[start Data for the task]

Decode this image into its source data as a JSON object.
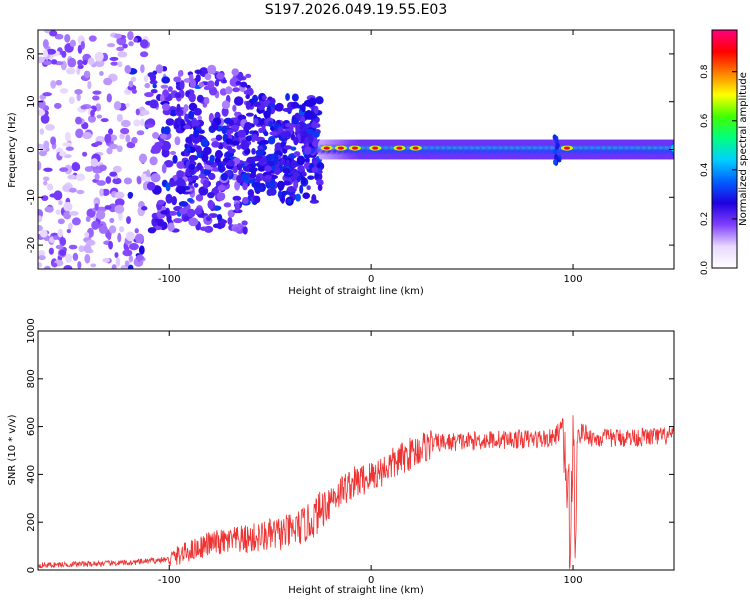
{
  "title": "S197.2026.049.19.55.E03",
  "chart_data": [
    {
      "type": "heatmap",
      "name": "spectrogram",
      "xlabel": "Height of straight line (km)",
      "ylabel": "Frequency (Hz)",
      "xlim": [
        -165,
        150
      ],
      "ylim": [
        -25,
        25
      ],
      "xticks": [
        -100,
        0,
        100
      ],
      "xtick_labels": [
        "-100",
        "0",
        "100"
      ],
      "yticks": [
        -20,
        -10,
        0,
        10,
        20
      ],
      "ytick_labels": [
        "-20",
        "-10",
        "0",
        "10",
        "20"
      ],
      "colorbar": {
        "label": "Normalized spectral amplitude",
        "range": [
          0,
          0.97
        ],
        "ticks": [
          0.0,
          0.2,
          0.4,
          0.6,
          0.8
        ],
        "tick_labels": [
          "0.0",
          "0.2",
          "0.4",
          "0.6",
          "0.8"
        ],
        "colormap": [
          "#ffffff",
          "#e8d8ff",
          "#8040ff",
          "#2000e0",
          "#0060ff",
          "#00d0ff",
          "#00ff80",
          "#40ff00",
          "#ffff00",
          "#ff8000",
          "#ff0000",
          "#ff0080"
        ]
      },
      "ridge": {
        "x_start": -25,
        "x_end": 150,
        "frequency_hz": 0,
        "hotspots_x": [
          -22,
          -15,
          -8,
          2,
          14,
          22,
          97
        ],
        "notch_x": 92
      }
    },
    {
      "type": "line",
      "name": "snr",
      "xlabel": "Height of straight line (km)",
      "ylabel": "SNR (10 * v/v)",
      "xlim": [
        -165,
        150
      ],
      "ylim": [
        0,
        1000
      ],
      "xticks": [
        -100,
        0,
        100
      ],
      "xtick_labels": [
        "-100",
        "0",
        "100"
      ],
      "yticks": [
        0,
        200,
        400,
        600,
        800,
        1000
      ],
      "ytick_labels": [
        "0",
        "200",
        "400",
        "600",
        "800",
        "1000"
      ],
      "color": "#ee3333",
      "profile_x": [
        -165,
        -120,
        -100,
        -90,
        -80,
        -60,
        -40,
        -30,
        -20,
        -10,
        0,
        10,
        20,
        30,
        60,
        90,
        95,
        98,
        99,
        100,
        101,
        102,
        105,
        110,
        150
      ],
      "profile_y": [
        20,
        30,
        45,
        80,
        110,
        130,
        160,
        200,
        300,
        360,
        390,
        440,
        490,
        530,
        545,
        550,
        600,
        200,
        100,
        600,
        250,
        550,
        580,
        550,
        560
      ]
    }
  ]
}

[end Data for the task]

§ **Task objective**
Each entry above should be reproduced exactly, with the pictures removed.

§ **The response**
Decode this image into its source data as a JSON object.
{
  "title": "S197.2026.049.19.55.E03",
  "chart_data": [
    {
      "type": "heatmap",
      "name": "spectrogram",
      "xlabel": "Height of straight line (km)",
      "ylabel": "Frequency (Hz)",
      "xlim": [
        -165,
        150
      ],
      "ylim": [
        -25,
        25
      ],
      "xticks": [
        -100,
        0,
        100
      ],
      "xtick_labels": [
        "-100",
        "0",
        "100"
      ],
      "yticks": [
        -20,
        -10,
        0,
        10,
        20
      ],
      "ytick_labels": [
        "-20",
        "-10",
        "0",
        "10",
        "20"
      ],
      "colorbar": {
        "label": "Normalized spectral amplitude",
        "range": [
          0,
          0.97
        ],
        "ticks": [
          0.0,
          0.2,
          0.4,
          0.6,
          0.8
        ],
        "tick_labels": [
          "0.0",
          "0.2",
          "0.4",
          "0.6",
          "0.8"
        ],
        "colormap": [
          "#ffffff",
          "#e8d8ff",
          "#8040ff",
          "#2000e0",
          "#0060ff",
          "#00d0ff",
          "#00ff80",
          "#40ff00",
          "#ffff00",
          "#ff8000",
          "#ff0000",
          "#ff0080"
        ]
      },
      "ridge": {
        "x_start": -25,
        "x_end": 150,
        "frequency_hz": 0,
        "hotspots_x": [
          -22,
          -15,
          -8,
          2,
          14,
          22,
          97
        ],
        "notch_x": 92
      }
    },
    {
      "type": "line",
      "name": "snr",
      "xlabel": "Height of straight line (km)",
      "ylabel": "SNR (10 * v/v)",
      "xlim": [
        -165,
        150
      ],
      "ylim": [
        0,
        1000
      ],
      "xticks": [
        -100,
        0,
        100
      ],
      "xtick_labels": [
        "-100",
        "0",
        "100"
      ],
      "yticks": [
        0,
        200,
        400,
        600,
        800,
        1000
      ],
      "ytick_labels": [
        "0",
        "200",
        "400",
        "600",
        "800",
        "1000"
      ],
      "color": "#ee3333",
      "profile_x": [
        -165,
        -120,
        -100,
        -90,
        -80,
        -60,
        -40,
        -30,
        -20,
        -10,
        0,
        10,
        20,
        30,
        60,
        90,
        95,
        98,
        99,
        100,
        101,
        102,
        105,
        110,
        150
      ],
      "profile_y": [
        20,
        30,
        45,
        80,
        110,
        130,
        160,
        200,
        300,
        360,
        390,
        440,
        490,
        530,
        545,
        550,
        600,
        200,
        100,
        600,
        250,
        550,
        580,
        550,
        560
      ]
    }
  ]
}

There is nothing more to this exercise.